AIM OF THE EXERCISE> Output an exact reproduction of the data.

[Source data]

.....

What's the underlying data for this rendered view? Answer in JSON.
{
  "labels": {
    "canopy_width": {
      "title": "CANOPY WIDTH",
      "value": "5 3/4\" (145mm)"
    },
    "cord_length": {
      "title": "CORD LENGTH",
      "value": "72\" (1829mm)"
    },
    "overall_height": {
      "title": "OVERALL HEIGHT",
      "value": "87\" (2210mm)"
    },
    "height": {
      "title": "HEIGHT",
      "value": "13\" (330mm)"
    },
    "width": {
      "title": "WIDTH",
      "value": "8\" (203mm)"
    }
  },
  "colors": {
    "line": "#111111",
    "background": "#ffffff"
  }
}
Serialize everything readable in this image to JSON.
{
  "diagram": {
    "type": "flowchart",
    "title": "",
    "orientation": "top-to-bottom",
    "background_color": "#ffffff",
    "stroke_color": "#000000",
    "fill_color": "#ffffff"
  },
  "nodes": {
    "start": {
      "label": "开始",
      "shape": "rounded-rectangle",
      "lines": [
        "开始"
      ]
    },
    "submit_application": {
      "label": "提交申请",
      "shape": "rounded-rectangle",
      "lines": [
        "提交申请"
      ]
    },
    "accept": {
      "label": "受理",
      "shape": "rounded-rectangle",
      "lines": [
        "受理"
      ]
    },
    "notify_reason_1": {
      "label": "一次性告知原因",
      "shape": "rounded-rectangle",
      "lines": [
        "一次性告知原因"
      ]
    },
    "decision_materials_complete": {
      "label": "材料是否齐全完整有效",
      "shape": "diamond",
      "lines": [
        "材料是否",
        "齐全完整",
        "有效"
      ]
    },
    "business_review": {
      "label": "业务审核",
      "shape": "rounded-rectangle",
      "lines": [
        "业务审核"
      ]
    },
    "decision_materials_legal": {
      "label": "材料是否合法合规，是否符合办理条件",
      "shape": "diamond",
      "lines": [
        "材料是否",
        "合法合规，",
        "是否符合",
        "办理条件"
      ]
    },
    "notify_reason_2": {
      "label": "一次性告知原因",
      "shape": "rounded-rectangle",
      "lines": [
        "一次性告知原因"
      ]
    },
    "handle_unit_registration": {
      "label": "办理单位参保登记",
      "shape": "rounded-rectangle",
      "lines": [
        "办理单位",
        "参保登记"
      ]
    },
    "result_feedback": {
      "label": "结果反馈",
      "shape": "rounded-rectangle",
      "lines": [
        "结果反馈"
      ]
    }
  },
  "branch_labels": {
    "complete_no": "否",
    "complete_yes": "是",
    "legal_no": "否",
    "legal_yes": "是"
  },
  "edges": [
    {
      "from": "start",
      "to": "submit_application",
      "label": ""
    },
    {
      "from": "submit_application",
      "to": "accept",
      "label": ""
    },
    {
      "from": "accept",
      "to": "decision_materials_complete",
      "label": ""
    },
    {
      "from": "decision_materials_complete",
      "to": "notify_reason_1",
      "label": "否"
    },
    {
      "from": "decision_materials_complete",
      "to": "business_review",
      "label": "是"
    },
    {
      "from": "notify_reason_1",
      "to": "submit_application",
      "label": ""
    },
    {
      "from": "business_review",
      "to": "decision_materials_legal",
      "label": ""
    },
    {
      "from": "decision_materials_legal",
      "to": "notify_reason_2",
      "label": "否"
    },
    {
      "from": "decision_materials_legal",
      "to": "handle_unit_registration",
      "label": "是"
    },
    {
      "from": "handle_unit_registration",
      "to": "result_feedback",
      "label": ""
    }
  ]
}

.....

FULL ANSWER>
What's the underlying data for this rendered view? Answer in JSON.
{
  "labels": {
    "canopy_width": {
      "title": "CANOPY WIDTH",
      "value": "5 3/4\" (145mm)"
    },
    "cord_length": {
      "title": "CORD LENGTH",
      "value": "72\" (1829mm)"
    },
    "overall_height": {
      "title": "OVERALL HEIGHT",
      "value": "87\" (2210mm)"
    },
    "height": {
      "title": "HEIGHT",
      "value": "13\" (330mm)"
    },
    "width": {
      "title": "WIDTH",
      "value": "8\" (203mm)"
    }
  },
  "colors": {
    "line": "#111111",
    "background": "#ffffff"
  }
}
Serialize everything readable in this image to JSON.
{
  "diagram": {
    "type": "flowchart",
    "title": "",
    "orientation": "top-to-bottom",
    "background_color": "#ffffff",
    "stroke_color": "#000000",
    "fill_color": "#ffffff"
  },
  "nodes": {
    "start": {
      "label": "开始",
      "shape": "rounded-rectangle",
      "lines": [
        "开始"
      ]
    },
    "submit_application": {
      "label": "提交申请",
      "shape": "rounded-rectangle",
      "lines": [
        "提交申请"
      ]
    },
    "accept": {
      "label": "受理",
      "shape": "rounded-rectangle",
      "lines": [
        "受理"
      ]
    },
    "notify_reason_1": {
      "label": "一次性告知原因",
      "shape": "rounded-rectangle",
      "lines": [
        "一次性告知原因"
      ]
    },
    "decision_materials_complete": {
      "label": "材料是否齐全完整有效",
      "shape": "diamond",
      "lines": [
        "材料是否",
        "齐全完整",
        "有效"
      ]
    },
    "business_review": {
      "label": "业务审核",
      "shape": "rounded-rectangle",
      "lines": [
        "业务审核"
      ]
    },
    "decision_materials_legal": {
      "label": "材料是否合法合规，是否符合办理条件",
      "shape": "diamond",
      "lines": [
        "材料是否",
        "合法合规，",
        "是否符合",
        "办理条件"
      ]
    },
    "notify_reason_2": {
      "label": "一次性告知原因",
      "shape": "rounded-rectangle",
      "lines": [
        "一次性告知原因"
      ]
    },
    "handle_unit_registration": {
      "label": "办理单位参保登记",
      "shape": "rounded-rectangle",
      "lines": [
        "办理单位",
        "参保登记"
      ]
    },
    "result_feedback": {
      "label": "结果反馈",
      "shape": "rounded-rectangle",
      "lines": [
        "结果反馈"
      ]
    }
  },
  "branch_labels": {
    "complete_no": "否",
    "complete_yes": "是",
    "legal_no": "否",
    "legal_yes": "是"
  },
  "edges": [
    {
      "from": "start",
      "to": "submit_application",
      "label": ""
    },
    {
      "from": "submit_application",
      "to": "accept",
      "label": ""
    },
    {
      "from": "accept",
      "to": "decision_materials_complete",
      "label": ""
    },
    {
      "from": "decision_materials_complete",
      "to": "notify_reason_1",
      "label": "否"
    },
    {
      "from": "decision_materials_complete",
      "to": "business_review",
      "label": "是"
    },
    {
      "from": "notify_reason_1",
      "to": "submit_application",
      "label": ""
    },
    {
      "from": "business_review",
      "to": "decision_materials_legal",
      "label": ""
    },
    {
      "from": "decision_materials_legal",
      "to": "notify_reason_2",
      "label": "否"
    },
    {
      "from": "decision_materials_legal",
      "to": "handle_unit_registration",
      "label": "是"
    },
    {
      "from": "handle_unit_registration",
      "to": "result_feedback",
      "label": ""
    }
  ]
}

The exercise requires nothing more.